*EXERCISE INSTRUCTIONS*
Lines that hold the word "liten" should be located and copied.

*INPUT*
■ ■ ■ ■ ■ ■ ■

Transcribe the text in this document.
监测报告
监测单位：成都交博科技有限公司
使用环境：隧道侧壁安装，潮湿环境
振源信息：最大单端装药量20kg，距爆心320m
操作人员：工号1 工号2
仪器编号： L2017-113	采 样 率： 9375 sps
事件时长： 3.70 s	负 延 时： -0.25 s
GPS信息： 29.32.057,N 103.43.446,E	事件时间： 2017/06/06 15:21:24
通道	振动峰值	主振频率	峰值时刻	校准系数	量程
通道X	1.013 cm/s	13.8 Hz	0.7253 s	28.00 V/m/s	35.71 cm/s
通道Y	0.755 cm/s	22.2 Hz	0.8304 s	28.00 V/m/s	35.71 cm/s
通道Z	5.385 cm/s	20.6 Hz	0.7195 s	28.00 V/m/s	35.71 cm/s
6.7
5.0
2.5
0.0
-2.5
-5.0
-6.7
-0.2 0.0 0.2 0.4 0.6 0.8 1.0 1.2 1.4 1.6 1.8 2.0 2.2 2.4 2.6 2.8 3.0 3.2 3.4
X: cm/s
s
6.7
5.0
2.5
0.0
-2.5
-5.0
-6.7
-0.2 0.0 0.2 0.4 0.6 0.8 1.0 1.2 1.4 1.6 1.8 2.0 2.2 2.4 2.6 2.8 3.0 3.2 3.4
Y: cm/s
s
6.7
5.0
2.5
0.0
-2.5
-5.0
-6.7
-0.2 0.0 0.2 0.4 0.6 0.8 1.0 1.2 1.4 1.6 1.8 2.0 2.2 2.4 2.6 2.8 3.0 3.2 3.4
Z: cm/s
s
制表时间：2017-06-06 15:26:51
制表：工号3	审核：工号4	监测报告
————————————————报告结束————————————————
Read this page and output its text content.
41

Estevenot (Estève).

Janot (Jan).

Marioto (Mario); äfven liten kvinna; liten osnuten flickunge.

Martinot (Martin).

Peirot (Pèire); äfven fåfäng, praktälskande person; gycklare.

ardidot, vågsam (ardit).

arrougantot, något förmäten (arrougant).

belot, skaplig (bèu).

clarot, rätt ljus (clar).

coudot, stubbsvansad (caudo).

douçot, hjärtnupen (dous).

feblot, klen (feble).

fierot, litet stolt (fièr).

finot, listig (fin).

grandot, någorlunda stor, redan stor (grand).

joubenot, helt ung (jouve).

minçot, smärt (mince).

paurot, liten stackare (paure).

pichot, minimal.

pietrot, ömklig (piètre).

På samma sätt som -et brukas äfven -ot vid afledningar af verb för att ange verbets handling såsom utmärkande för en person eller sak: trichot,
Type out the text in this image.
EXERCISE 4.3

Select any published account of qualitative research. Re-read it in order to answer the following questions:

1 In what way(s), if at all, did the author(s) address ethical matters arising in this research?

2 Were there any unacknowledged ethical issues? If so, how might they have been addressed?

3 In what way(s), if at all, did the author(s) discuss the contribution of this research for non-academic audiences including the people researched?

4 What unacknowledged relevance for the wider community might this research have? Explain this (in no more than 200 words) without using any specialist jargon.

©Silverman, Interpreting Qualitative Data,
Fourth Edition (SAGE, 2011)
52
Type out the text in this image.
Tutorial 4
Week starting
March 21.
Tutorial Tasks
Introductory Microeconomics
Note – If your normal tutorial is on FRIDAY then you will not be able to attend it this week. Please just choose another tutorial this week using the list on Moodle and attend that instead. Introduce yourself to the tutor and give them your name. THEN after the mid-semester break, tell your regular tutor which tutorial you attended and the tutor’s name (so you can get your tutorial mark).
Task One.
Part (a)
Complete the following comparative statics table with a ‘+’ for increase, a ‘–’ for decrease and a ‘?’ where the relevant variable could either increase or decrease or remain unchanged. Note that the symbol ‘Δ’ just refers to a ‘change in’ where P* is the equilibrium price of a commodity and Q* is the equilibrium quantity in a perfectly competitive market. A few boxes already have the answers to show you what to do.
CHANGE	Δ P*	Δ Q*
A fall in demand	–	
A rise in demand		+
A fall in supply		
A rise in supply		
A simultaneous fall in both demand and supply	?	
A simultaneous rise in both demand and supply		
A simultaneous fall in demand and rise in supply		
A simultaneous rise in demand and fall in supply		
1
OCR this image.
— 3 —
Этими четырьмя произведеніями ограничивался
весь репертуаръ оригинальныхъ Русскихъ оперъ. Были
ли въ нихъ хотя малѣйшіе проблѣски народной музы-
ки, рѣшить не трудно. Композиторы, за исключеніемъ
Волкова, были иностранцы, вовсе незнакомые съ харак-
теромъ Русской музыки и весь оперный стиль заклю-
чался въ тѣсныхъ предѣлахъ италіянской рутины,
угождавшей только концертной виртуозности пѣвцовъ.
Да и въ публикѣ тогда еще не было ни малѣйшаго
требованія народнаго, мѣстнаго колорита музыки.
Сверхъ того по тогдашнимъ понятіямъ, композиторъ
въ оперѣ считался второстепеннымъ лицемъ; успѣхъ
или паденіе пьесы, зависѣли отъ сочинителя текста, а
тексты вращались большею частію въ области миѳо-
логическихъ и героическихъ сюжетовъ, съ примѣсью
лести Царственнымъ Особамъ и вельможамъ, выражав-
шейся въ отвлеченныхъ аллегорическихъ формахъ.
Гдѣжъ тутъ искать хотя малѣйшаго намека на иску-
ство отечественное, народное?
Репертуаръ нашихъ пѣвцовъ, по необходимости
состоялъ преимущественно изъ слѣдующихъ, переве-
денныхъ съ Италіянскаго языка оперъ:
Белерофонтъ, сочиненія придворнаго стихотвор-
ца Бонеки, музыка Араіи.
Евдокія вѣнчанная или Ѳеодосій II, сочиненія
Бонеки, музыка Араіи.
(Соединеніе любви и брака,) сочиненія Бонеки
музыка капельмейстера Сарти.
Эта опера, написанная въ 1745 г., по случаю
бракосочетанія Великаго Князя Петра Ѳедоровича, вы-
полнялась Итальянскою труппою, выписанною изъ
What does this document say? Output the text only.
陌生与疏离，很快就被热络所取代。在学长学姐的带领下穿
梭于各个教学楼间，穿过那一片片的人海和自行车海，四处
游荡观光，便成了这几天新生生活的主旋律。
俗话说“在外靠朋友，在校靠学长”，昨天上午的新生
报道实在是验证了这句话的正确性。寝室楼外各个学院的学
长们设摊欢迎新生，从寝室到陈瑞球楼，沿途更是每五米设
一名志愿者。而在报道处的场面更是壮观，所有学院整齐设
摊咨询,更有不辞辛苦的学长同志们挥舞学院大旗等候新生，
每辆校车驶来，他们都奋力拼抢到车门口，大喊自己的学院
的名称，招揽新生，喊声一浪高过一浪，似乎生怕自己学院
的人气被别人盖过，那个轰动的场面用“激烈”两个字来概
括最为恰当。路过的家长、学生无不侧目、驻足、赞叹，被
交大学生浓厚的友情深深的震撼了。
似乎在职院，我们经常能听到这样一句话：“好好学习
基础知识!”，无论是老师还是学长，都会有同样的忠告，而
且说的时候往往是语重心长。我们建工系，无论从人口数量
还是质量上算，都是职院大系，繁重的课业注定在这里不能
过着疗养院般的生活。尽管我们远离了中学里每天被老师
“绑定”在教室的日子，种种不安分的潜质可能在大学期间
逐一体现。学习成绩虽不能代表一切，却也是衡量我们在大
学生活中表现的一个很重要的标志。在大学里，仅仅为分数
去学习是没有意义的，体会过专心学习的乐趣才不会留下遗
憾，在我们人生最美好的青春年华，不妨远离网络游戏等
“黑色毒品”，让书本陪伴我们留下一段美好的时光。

■ ■ ■ ■ ■ ■ ■

*SOLUTION TO THE EXERCISE*
Marioto (Mario); äfven liten kvinna; liten osnuten flickunge.
paurot, liten stackare (paure).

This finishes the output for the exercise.